* **WRITTEN INSTRUCTION 1**:
In the article on Tesla's lithium patent application, swap "sodium chloride" for "table salt" and give the passage again from "Obtaining lithium by" to "for higher recoveries.".
* **WRITTEN INSTRUCTION 2**:
In the article on Tesla's lithium patent application, why does the Tesla document say other lithium sources need to be explored, even though brines are the main source? Answer in one to three sentences.
* **WRITTEN INSTRUCTION 3**:
Pick up the article on Tesla's lithium patent application after its last sentence and write what comes next.

-- PAGE TEXT start --

Obtaining lithium by conventional means takes its own environmental toll, due to carbon emissions and water and land degradation. The demand for lithium with a lower environmental footprint appears to be gaining ground.

The Tesla Patent Application Particulars
The patent, titled “Selective Extraction of Lithium from Clay Minerals,” argues that extracting lithium from ore using sodium chloride is an environmentally friendlier way to obtain the metal compared to currently used techniques such as acid leaching. According to Tesla, it also allows for higher recoveries.

Clay minerals consist of microscopic framework layers composed of Li, Na, K, Al, Si, Mg, Ca, Fe, O, and/or OH, and inter-layer spaces through which cations like Li, Na, K, and Mg may be conducted in water or other electrolytes. The position of the lithium atom in this mineral structure makes all the differencefor how it can be extracted — if the lithium is found within the framework layer or floating in the interlayer.

Lithium, in small amounts, is widespread in clay minerals. It many be present in clays as impurities, as inclusions, in lattice cavities, absorbed on the surface, or by isomorphous substitution — the latter of which is the most common.

The introduction to the Tesla patent application offers a primer about lithium, explaining that it is a strategic metal for the lithium-ion battery (LIB) and the electric vehicle (EV) industry. The importance of economically extracting lithium from various lithium sources was identified as necessary to reduce the cost of batteries and electric cars.

The document states that, while the dominant lithium sources commonly used for mining are lithium brines — due to the low cost associated with Li extraction from these sources — the ever-increasing demand for LIBs makes it necessary to explore other lithium sources. The new Tesla patent application looks at another method for Li extraction: extracting the Li from clay minerals.

-- PAGE TEXT end --
-- DATA SEGMENT start --

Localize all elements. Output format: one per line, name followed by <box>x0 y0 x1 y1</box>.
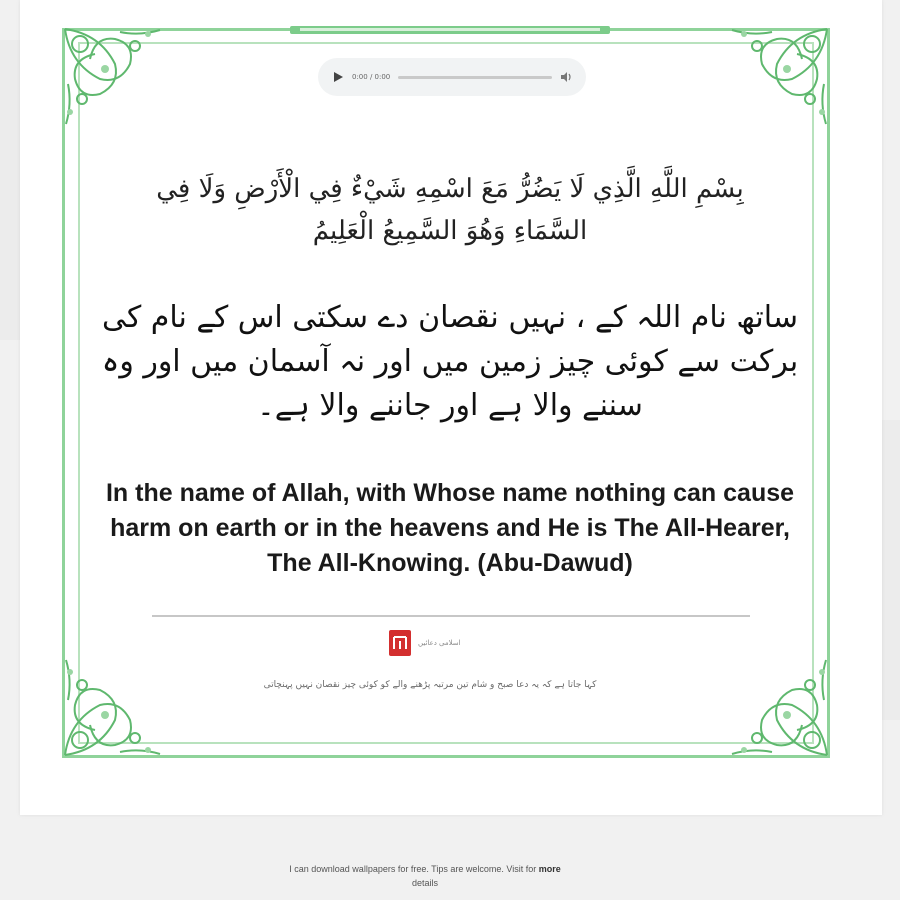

-- DATA SEGMENT end --

* **TASK OUTPUT 1**:
Obtaining lithium by conventional means takes its own environmental toll, due to carbon emissions and water and land degradation. The demand for lithium with a lower environmental footprint appears to be gaining ground.

The Tesla Patent Application Particulars
The patent, titled “Selective Extraction of Lithium from Clay Minerals,” argues that extracting lithium from ore using table salt is an environmentally friendlier way to obtain the metal compared to currently used techniques such as acid leaching. According to Tesla, it also allows for higher recoveries.

* **TASK OUTPUT 2**:
Brines are the main source because getting lithium from them costs little. The document says the ever-increasing demand for lithium-ion batteries makes it necessary to look at other sources as well.

* **TASK OUTPUT 3**:
Here’s what the proposed Tesla process for extracting lithium from a clay mineral would comprise:

  • providing a clay mineral comprising lithium;
  • performing a high-energy mill of the clay mineral;
  • mixing a cation source with the clay mineral concurrently with, before or after performing the high-energy mill to form a mixture, wherein the cation source comprises a cation and an anion; and,
  • contacting the milled clay material and cation source mixture with a solvent to extract lithium from the milled clay material and form a lithium rich leach solution.
In this process, the lithium is obtained by acid leaching, where clay minerals are mixed with an aqueous solution of common mineral acids, such as H.sub.2SO.sub.4 or HCl, and then heated under atmospheric pressure to leach out the lithium contained in the clay minerals. Tesla claims that this acid leach method not only leaches out lithium, but it also leaches out high concentrations of impurities, including Na, K, Fe, Al, Ca, and Mg.

Lithium is generally extracted from minerals found in igneous rocks composed of large rocks (spodumene) or in water with high concentration of lithium carbonate. In the Tesla patent application, the clay material was described as comprising one or more additional minerals selected from the group consisting of spodumene, lepidolite, zinnwaldite, smectite, hectorite, muscovite, and combinations. The clay mineral comprises one or more additional elements selected from the group consisting of sodium, potassium, iron, aluminum, calcium, magnesium, silicon, chromium, and combinations.

The Tesla patent application notes that high lithium loss from the subsequent removal of the impurity elements, especially Al removal, may significantly lower overall lithium extraction efficiency.

Final Thoughts
Many different approaches are underway to increase the amount of lithium available for the technology industry.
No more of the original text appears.